Exercise directions: Omit all images. Transcribe the rest of the material below exactly.

Supplied material:
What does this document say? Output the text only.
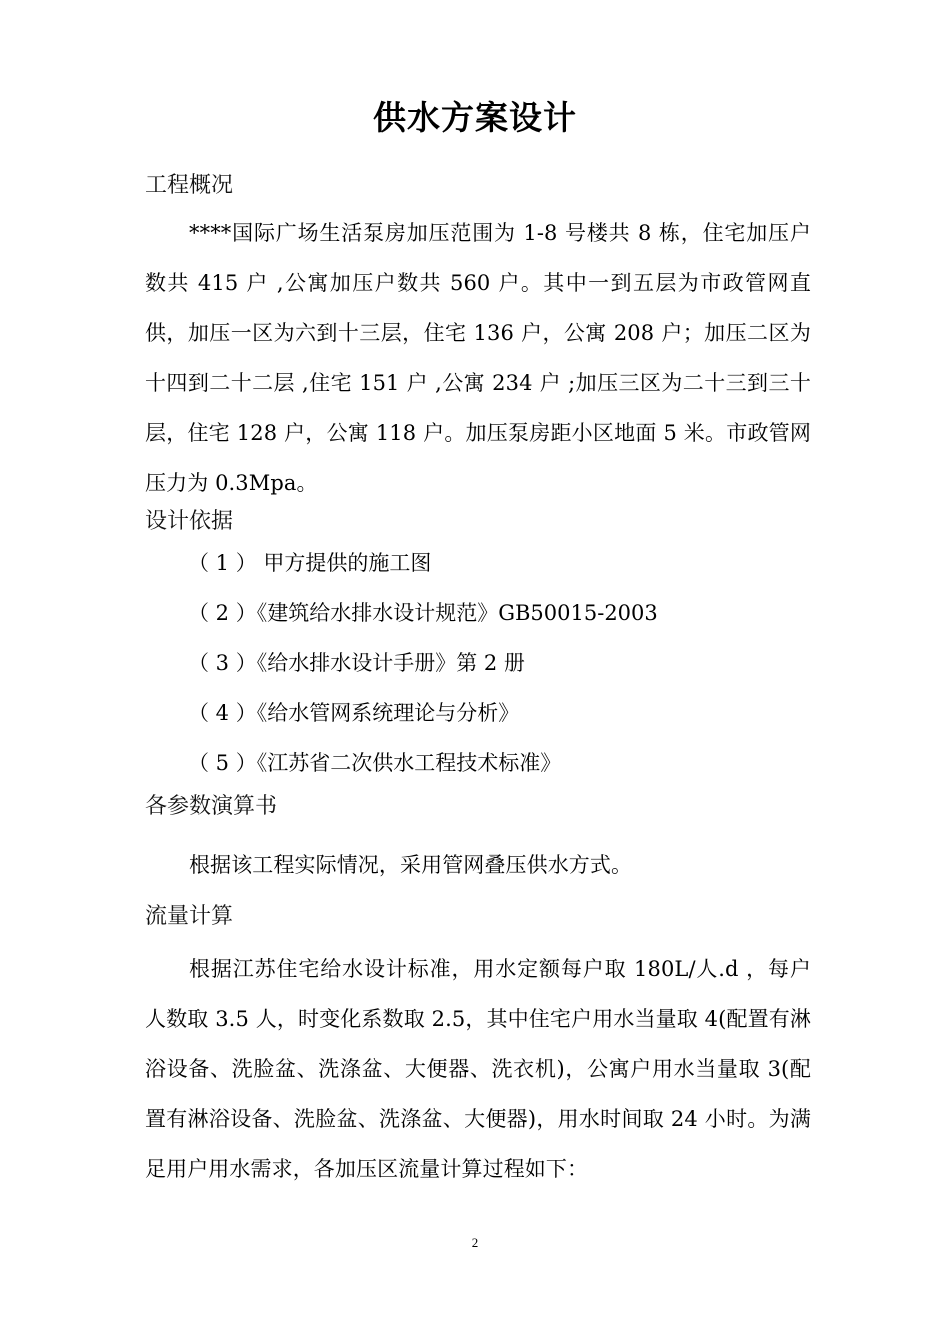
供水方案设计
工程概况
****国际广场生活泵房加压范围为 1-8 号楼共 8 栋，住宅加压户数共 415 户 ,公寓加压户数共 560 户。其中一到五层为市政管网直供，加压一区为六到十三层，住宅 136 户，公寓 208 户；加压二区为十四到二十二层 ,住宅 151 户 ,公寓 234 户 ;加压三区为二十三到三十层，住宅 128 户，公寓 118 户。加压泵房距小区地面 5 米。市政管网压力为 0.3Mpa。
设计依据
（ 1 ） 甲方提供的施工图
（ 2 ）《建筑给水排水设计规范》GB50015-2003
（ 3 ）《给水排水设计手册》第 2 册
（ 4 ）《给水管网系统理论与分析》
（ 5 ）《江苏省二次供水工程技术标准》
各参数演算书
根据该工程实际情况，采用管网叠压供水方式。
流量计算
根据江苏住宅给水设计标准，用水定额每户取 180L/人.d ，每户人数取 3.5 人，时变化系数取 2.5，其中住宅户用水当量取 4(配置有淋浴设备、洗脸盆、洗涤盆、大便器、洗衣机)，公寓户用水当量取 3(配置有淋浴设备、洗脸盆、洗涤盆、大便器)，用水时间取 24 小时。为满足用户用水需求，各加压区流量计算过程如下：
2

Solution to this exercise:
What does this document say? Output the text only.
供水方案设计
工程概况
****国际广场生活泵房加压范围为 1-8 号楼共 8 栋，住宅加压户数共 415 户 ,公寓加压户数共 560 户。其中一到五层为市政管网直供，加压一区为六到十三层，住宅 136 户，公寓 208 户；加压二区为十四到二十二层 ,住宅 151 户 ,公寓 234 户 ;加压三区为二十三到三十层，住宅 128 户，公寓 118 户。加压泵房距小区地面 5 米。市政管网压力为 0.3Mpa。
设计依据
（ 1 ） 甲方提供的施工图
（ 2 ）《建筑给水排水设计规范》GB50015-2003
（ 3 ）《给水排水设计手册》第 2 册
（ 4 ）《给水管网系统理论与分析》
（ 5 ）《江苏省二次供水工程技术标准》
各参数演算书
根据该工程实际情况，采用管网叠压供水方式。
流量计算
根据江苏住宅给水设计标准，用水定额每户取 180L/人.d ，每户人数取 3.5 人，时变化系数取 2.5，其中住宅户用水当量取 4(配置有淋浴设备、洗脸盆、洗涤盆、大便器、洗衣机)，公寓户用水当量取 3(配置有淋浴设备、洗脸盆、洗涤盆、大便器)，用水时间取 24 小时。为满足用户用水需求，各加压区流量计算过程如下：
2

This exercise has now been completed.